Problem 1 —
Transcribe the passage of the court caption below that begins with the words containing "Date Submitted: July" and ends with "and Patricia Ryan.".

-- START Source excerpt --

Court of Chancery of Delaware

August 28, 2019

MS. MARY GIDDINGS WENSKE, INDIVIDUALLY AND AS TRUSTEE OF THE THOMAS HUNTER GIDDINGS, JR. TRUST U/W/O THOMAS H. GIDDINGS DATED 5/23/2000, Plaintiffs,
v.
BLUE BELL CREAMERIES, INC., BLUE BELL CREAMERIES, U.S.A., INC., PAUL W. KRUSE, JIM E. KRUSE, HOWARD W. KRUSE, GREG BRIDGES, RICHARD DICKSON, WILLIAM J. RANKIN, DIANA MARKWARDT, JOHN W. BARNHILL, JR., PAUL A. EHLERT, DOROTHY MCLEOD MACINERNEY, PATRICIA RYAN, Defendants. And BLUE BELL CREAMERIES, L.P., Nominal Defendant.

          Date Submitted: July 15, 2019

          Jessica Zeldin, Esquire of Rosenthal, Monhait & Goddess, P.A., Wilmington, Delaware and Scott G. Burdine, Esquire and David E. Wynne, Esquire of Burdine Wynne LLP, Houston, Texas, Attorneys for Plaintiffs.

          Timothy R. Dudderar, Esquire of Potter Anderson & Corroon LLP, Wilmington, Delaware, Attorneys for Defendants Blue Bell Creameries, U.S.A., Inc., Jim E. Kruse, Howard W. Kruse, Richard Dickson, William J. Rankin, Diana Markwardt, John W. Barnhill, Jr., Paul A. Ehlert, Dorothy McLeod MacInerney and Patricia Ryan.

-- END Source excerpt --
-- START Records for the task --

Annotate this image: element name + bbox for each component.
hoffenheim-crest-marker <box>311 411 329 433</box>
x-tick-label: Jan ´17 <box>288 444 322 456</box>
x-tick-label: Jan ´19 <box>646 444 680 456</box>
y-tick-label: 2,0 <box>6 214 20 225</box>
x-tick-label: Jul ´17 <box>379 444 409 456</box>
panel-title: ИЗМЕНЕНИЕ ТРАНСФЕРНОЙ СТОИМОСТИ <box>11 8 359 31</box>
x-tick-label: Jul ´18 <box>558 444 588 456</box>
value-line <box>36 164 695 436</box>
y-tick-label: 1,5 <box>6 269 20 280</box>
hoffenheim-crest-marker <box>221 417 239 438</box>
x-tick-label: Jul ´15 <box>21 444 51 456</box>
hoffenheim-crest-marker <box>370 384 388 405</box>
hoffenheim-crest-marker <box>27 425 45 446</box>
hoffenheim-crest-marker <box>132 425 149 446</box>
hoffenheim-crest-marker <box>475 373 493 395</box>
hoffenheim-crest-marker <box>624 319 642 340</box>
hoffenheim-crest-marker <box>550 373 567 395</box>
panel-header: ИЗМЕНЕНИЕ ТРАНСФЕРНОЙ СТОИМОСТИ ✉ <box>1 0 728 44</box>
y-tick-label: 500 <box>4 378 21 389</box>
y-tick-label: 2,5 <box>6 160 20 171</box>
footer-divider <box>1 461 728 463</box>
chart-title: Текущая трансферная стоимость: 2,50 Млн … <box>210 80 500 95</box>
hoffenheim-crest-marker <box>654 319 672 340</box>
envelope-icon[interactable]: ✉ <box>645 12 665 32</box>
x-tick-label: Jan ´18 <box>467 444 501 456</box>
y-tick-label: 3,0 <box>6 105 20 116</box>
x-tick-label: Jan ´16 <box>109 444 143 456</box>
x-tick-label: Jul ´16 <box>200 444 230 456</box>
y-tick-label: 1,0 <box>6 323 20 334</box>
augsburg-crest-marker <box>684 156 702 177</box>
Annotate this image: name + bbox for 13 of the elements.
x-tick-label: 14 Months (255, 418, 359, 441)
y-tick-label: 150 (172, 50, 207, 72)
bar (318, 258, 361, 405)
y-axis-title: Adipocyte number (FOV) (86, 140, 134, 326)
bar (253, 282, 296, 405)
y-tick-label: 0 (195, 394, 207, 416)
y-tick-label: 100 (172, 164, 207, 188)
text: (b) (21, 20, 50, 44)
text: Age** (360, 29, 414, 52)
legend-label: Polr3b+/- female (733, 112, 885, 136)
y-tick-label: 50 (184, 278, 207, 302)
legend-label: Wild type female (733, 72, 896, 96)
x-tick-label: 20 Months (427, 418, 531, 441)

-- END Records for the task --

Problem 2 —
Show every line of the records above that contains the string "marker". Case matters.

Full response 1 —
Date Submitted: July 15, 2019

          Jessica Zeldin, Esquire of Rosenthal, Monhait & Goddess, P.A., Wilmington, Delaware and Scott G. Burdine, Esquire and David E. Wynne, Esquire of Burdine Wynne LLP, Houston, Texas, Attorneys for Plaintiffs.

          Timothy R. Dudderar, Esquire of Potter Anderson & Corroon LLP, Wilmington, Delaware, Attorneys for Defendants Blue Bell Creameries, U.S.A., Inc., Jim E. Kruse, Howard W. Kruse, Richard Dickson, William J. Rankin, Diana Markwardt, John W. Barnhill, Jr., Paul A. Ehlert, Dorothy McLeod MacInerney and Patricia Ryan.

Full response 2 —
hoffenheim-crest-marker <box>311 411 329 433</box>
hoffenheim-crest-marker <box>221 417 239 438</box>
hoffenheim-crest-marker <box>370 384 388 405</box>
hoffenheim-crest-marker <box>27 425 45 446</box>
hoffenheim-crest-marker <box>132 425 149 446</box>
hoffenheim-crest-marker <box>475 373 493 395</box>
hoffenheim-crest-marker <box>624 319 642 340</box>
hoffenheim-crest-marker <box>550 373 567 395</box>
hoffenheim-crest-marker <box>654 319 672 340</box>
augsburg-crest-marker <box>684 156 702 177</box>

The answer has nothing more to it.